>> BEGIN Given records

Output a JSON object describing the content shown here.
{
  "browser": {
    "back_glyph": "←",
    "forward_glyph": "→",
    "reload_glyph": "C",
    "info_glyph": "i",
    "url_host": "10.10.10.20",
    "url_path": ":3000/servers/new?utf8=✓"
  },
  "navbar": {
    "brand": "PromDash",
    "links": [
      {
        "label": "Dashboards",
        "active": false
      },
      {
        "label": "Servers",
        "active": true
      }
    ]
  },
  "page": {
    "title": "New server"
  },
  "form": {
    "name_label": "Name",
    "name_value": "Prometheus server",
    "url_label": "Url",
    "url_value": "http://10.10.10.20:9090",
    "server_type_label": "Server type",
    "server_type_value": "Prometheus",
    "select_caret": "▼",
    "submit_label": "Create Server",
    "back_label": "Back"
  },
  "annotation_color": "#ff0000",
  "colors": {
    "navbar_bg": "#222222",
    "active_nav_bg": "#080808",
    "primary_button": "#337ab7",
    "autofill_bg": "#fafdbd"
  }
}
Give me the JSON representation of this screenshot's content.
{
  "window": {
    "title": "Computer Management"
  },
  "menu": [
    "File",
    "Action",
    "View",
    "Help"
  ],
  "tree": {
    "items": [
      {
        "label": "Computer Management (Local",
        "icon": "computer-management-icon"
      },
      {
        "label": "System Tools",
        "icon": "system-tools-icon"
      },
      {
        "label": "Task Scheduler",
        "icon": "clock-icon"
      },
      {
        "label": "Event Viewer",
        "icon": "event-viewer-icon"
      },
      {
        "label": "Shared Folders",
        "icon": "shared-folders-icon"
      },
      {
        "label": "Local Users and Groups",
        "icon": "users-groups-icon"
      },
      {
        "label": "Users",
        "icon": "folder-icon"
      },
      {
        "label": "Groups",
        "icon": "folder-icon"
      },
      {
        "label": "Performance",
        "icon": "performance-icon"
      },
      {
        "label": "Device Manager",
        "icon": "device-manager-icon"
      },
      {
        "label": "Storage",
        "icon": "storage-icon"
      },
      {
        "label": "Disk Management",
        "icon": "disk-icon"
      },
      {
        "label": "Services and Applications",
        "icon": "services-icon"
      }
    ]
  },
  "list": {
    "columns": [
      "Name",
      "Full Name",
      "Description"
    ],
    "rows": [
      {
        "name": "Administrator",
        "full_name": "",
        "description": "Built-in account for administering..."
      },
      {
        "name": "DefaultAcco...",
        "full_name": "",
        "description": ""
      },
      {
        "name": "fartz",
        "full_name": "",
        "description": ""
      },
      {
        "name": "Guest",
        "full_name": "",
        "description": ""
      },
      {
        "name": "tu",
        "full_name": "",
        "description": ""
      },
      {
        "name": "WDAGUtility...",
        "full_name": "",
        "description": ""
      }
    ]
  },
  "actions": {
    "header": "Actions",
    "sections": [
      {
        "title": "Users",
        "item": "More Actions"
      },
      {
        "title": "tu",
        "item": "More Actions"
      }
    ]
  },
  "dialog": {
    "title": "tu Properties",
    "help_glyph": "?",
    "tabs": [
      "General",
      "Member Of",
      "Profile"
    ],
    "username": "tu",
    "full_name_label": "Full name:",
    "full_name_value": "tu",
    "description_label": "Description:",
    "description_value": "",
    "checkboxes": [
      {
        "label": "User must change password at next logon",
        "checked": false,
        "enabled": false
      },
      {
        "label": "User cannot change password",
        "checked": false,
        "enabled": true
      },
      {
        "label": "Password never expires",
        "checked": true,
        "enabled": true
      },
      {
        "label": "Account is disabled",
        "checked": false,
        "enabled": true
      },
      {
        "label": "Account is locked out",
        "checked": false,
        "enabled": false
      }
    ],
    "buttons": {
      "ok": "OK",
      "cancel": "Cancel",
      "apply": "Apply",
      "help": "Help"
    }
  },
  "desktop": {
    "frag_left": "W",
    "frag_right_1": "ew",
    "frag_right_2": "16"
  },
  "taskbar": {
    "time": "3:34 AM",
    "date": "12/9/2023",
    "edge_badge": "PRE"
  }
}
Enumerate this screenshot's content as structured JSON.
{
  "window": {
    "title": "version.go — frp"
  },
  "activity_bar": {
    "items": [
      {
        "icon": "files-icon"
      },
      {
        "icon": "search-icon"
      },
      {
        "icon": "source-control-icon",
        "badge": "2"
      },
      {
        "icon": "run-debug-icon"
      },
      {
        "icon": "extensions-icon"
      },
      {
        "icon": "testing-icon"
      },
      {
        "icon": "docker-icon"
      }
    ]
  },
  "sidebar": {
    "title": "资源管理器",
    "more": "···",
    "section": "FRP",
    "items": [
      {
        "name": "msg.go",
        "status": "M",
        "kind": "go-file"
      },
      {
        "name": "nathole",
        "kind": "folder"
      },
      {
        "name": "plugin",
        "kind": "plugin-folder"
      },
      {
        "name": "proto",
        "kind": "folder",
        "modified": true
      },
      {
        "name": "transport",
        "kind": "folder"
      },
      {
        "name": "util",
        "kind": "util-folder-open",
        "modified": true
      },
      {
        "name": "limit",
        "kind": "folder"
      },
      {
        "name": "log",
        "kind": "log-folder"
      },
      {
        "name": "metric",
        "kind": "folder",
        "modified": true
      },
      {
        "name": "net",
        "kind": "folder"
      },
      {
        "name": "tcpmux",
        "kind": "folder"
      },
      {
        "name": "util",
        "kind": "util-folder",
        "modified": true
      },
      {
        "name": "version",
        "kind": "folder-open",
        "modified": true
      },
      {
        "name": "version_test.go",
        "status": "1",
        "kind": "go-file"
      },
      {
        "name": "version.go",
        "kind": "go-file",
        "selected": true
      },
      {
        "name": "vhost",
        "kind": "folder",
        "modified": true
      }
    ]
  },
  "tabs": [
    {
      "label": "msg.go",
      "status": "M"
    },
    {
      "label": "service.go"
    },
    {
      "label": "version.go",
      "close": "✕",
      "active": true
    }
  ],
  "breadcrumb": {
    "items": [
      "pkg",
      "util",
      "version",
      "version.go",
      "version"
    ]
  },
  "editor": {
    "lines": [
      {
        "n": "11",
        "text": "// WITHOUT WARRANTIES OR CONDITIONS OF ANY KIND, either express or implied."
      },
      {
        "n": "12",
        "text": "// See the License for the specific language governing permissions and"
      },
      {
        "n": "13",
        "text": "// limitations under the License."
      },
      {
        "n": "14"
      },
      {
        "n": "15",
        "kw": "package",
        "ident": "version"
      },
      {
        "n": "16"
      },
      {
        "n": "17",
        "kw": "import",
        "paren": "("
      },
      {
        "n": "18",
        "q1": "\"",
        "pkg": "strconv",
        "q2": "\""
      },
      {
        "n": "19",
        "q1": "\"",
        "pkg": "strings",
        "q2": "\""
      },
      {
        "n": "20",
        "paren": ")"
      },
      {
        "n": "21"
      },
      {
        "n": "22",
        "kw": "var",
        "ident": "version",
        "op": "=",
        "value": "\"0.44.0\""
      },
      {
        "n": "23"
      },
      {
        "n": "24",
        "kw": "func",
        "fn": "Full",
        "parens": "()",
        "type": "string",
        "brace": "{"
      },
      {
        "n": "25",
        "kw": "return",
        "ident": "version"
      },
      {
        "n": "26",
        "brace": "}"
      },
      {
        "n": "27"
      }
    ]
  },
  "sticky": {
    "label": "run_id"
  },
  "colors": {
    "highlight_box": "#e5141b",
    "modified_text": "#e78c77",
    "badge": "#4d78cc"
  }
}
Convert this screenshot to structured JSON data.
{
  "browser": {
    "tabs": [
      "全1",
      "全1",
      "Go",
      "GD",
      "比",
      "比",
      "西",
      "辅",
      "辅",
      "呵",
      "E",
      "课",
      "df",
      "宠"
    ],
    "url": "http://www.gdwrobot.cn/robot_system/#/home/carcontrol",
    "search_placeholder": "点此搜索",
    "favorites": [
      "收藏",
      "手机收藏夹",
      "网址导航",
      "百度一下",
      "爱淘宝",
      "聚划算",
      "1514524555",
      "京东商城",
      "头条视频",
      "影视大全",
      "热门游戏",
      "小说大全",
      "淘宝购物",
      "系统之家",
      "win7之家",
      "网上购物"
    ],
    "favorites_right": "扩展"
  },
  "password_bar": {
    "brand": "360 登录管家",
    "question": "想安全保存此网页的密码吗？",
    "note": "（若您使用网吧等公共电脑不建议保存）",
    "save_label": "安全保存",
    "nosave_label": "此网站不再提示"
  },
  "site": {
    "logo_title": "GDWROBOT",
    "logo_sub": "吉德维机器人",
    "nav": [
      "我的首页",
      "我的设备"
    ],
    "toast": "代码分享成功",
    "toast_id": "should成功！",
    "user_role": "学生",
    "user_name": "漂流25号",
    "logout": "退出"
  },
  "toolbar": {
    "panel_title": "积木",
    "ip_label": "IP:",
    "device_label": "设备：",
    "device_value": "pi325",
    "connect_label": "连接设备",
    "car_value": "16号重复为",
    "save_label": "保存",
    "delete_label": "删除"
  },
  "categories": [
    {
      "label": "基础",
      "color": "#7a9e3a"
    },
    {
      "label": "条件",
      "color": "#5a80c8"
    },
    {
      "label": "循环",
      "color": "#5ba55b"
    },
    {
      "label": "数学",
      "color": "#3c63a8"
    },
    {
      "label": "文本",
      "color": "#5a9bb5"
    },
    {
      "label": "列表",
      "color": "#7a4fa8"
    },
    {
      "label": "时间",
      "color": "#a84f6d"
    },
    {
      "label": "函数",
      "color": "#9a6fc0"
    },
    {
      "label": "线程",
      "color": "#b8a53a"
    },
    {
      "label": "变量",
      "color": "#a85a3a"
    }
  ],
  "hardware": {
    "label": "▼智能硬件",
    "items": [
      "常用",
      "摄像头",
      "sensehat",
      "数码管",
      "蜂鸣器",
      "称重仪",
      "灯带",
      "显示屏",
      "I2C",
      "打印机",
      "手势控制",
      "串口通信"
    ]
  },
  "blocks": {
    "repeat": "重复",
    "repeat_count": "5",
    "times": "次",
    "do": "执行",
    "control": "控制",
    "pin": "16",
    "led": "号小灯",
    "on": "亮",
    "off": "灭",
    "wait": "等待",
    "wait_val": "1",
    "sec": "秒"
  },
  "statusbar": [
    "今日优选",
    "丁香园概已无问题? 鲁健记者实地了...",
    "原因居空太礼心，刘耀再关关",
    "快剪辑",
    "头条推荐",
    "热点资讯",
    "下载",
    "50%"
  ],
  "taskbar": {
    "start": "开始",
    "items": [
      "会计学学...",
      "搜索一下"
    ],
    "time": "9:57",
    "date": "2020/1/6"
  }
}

>> END Given records

The string "Local" may appear in lines of the listing above; tally those lines and give the number only.

2